» **THE PROBLEM**
Retype every entry exactly, character for character.

» **GIVEN DATA**
=======
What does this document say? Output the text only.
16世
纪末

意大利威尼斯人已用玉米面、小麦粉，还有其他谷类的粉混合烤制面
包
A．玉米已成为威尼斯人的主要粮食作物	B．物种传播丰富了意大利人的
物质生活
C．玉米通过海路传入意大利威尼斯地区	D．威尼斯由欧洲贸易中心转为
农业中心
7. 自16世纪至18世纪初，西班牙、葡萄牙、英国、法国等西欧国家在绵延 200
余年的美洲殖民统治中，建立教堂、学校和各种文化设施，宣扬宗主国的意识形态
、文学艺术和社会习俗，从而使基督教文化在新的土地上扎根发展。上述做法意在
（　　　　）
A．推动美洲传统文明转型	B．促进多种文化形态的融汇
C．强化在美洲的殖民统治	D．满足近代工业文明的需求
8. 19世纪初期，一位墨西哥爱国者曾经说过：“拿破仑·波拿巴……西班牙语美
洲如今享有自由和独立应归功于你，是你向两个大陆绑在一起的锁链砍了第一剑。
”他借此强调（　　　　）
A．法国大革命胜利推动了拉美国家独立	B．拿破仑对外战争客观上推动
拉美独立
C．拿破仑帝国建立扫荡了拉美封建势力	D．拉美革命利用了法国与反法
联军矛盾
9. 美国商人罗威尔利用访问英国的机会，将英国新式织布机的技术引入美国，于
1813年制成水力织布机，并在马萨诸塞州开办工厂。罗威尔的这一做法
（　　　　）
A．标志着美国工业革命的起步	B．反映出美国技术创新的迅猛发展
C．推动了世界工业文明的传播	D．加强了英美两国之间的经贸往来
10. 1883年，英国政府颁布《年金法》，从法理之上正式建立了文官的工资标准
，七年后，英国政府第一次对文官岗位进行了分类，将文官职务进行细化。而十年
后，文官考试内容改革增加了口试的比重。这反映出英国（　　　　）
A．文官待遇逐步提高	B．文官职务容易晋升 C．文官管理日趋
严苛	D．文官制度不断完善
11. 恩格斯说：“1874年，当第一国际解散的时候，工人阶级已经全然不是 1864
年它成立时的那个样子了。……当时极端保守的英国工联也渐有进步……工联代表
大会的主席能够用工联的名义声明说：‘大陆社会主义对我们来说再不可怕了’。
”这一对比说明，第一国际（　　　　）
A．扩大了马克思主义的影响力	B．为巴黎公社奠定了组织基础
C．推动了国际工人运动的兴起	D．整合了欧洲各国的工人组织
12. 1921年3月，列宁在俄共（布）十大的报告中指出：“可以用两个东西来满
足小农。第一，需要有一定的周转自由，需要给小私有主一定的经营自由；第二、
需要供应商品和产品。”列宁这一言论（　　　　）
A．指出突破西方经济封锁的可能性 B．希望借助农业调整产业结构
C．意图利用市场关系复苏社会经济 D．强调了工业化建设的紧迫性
=======
» **EXERCISE ANSWER**
What does this document say? Output the text only.
16世
纪末

意大利威尼斯人已用玉米面、小麦粉，还有其他谷类的粉混合烤制面
包
A．玉米已成为威尼斯人的主要粮食作物	B．物种传播丰富了意大利人的
物质生活
C．玉米通过海路传入意大利威尼斯地区	D．威尼斯由欧洲贸易中心转为
农业中心
7. 自16世纪至18世纪初，西班牙、葡萄牙、英国、法国等西欧国家在绵延 200
余年的美洲殖民统治中，建立教堂、学校和各种文化设施，宣扬宗主国的意识形态
、文学艺术和社会习俗，从而使基督教文化在新的土地上扎根发展。上述做法意在
（　　　　）
A．推动美洲传统文明转型	B．促进多种文化形态的融汇
C．强化在美洲的殖民统治	D．满足近代工业文明的需求
8. 19世纪初期，一位墨西哥爱国者曾经说过：“拿破仑·波拿巴……西班牙语美
洲如今享有自由和独立应归功于你，是你向两个大陆绑在一起的锁链砍了第一剑。
”他借此强调（　　　　）
A．法国大革命胜利推动了拉美国家独立	B．拿破仑对外战争客观上推动
拉美独立
C．拿破仑帝国建立扫荡了拉美封建势力	D．拉美革命利用了法国与反法
联军矛盾
9. 美国商人罗威尔利用访问英国的机会，将英国新式织布机的技术引入美国，于
1813年制成水力织布机，并在马萨诸塞州开办工厂。罗威尔的这一做法
（　　　　）
A．标志着美国工业革命的起步	B．反映出美国技术创新的迅猛发展
C．推动了世界工业文明的传播	D．加强了英美两国之间的经贸往来
10. 1883年，英国政府颁布《年金法》，从法理之上正式建立了文官的工资标准
，七年后，英国政府第一次对文官岗位进行了分类，将文官职务进行细化。而十年
后，文官考试内容改革增加了口试的比重。这反映出英国（　　　　）
A．文官待遇逐步提高	B．文官职务容易晋升 C．文官管理日趋
严苛	D．文官制度不断完善
11. 恩格斯说：“1874年，当第一国际解散的时候，工人阶级已经全然不是 1864
年它成立时的那个样子了。……当时极端保守的英国工联也渐有进步……工联代表
大会的主席能够用工联的名义声明说：‘大陆社会主义对我们来说再不可怕了’。
”这一对比说明，第一国际（　　　　）
A．扩大了马克思主义的影响力	B．为巴黎公社奠定了组织基础
C．推动了国际工人运动的兴起	D．整合了欧洲各国的工人组织
12. 1921年3月，列宁在俄共（布）十大的报告中指出：“可以用两个东西来满
足小农。第一，需要有一定的周转自由，需要给小私有主一定的经营自由；第二、
需要供应商品和产品。”列宁这一言论（　　　　）
A．指出突破西方经济封锁的可能性 B．希望借助农业调整产业结构
C．意图利用市场关系复苏社会经济 D．强调了工业化建设的紧迫性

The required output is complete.